[Collected data entries]
•••••

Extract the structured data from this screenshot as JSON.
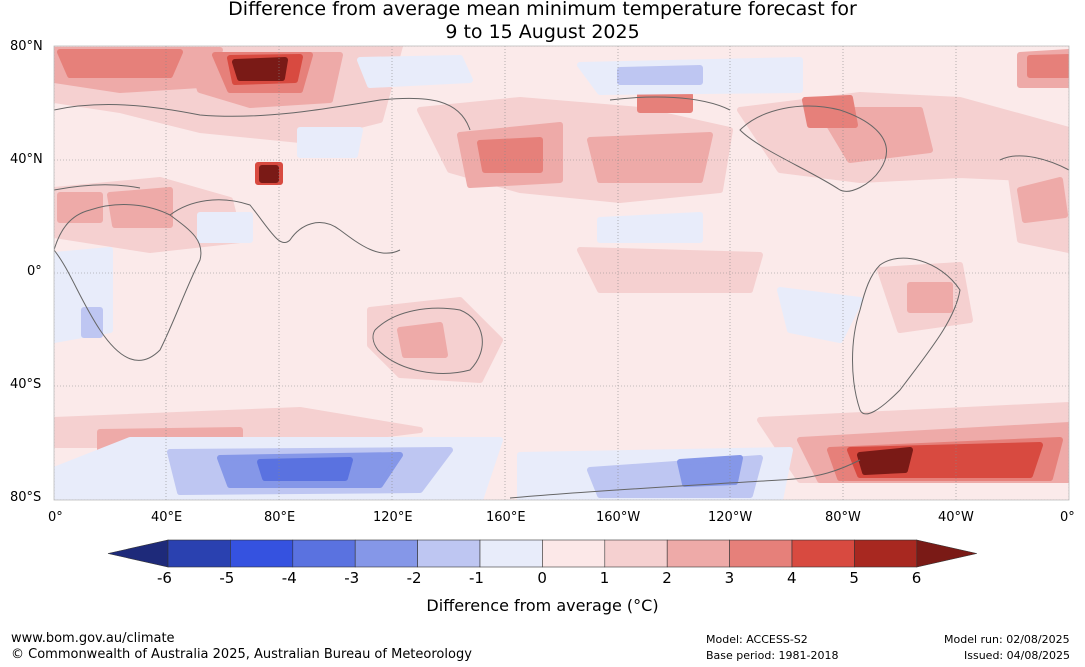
{
  "title_line1": "Difference from average mean minimum temperature forecast for",
  "title_line2": "9 to 15 August 2025",
  "lat_labels": [
    "80°N",
    "40°N",
    "0°",
    "40°S",
    "80°S"
  ],
  "lon_labels": [
    "0°",
    "40°E",
    "80°E",
    "120°E",
    "160°E",
    "160°W",
    "120°W",
    "80°W",
    "40°W",
    "0°"
  ],
  "colorbar": {
    "title": "Difference from average (°C)",
    "ticks": [
      "-6",
      "-5",
      "-4",
      "-3",
      "-2",
      "-1",
      "0",
      "1",
      "2",
      "3",
      "4",
      "5",
      "6"
    ],
    "colors": [
      "#1e2a7a",
      "#2a41b0",
      "#3552e0",
      "#5a72e0",
      "#8597e8",
      "#bec6f2",
      "#e8ecfa",
      "#fce8e8",
      "#f5d0d0",
      "#eeaaa8",
      "#e6807a",
      "#d84a40",
      "#a82820",
      "#7a1a16"
    ]
  },
  "map_colors": {
    "background": "#fbeaea",
    "warm_light": "#f5d0d0",
    "warm_mid": "#eeaaa8",
    "warm_strong": "#e6807a",
    "warm_very": "#d84a40",
    "warm_extreme": "#7a1a16",
    "cool_light": "#e8ecfa",
    "cool_mid": "#bec6f2",
    "cool_strong": "#8597e8",
    "cool_very": "#5a72e0",
    "coast": "#666666"
  },
  "footer": {
    "url": "www.bom.gov.au/climate",
    "copyright": "© Commonwealth of Australia 2025, Australian Bureau of Meteorology",
    "model": "Model: ACCESS-S2",
    "base_period": "Base period: 1981-2018",
    "model_run": "Model run: 02/08/2025",
    "issued": "Issued: 04/08/2025"
  }
}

•••••

Work instructions: Of the lines in the material, how many hold the word "average"? Reply with the number only.

Full output: 2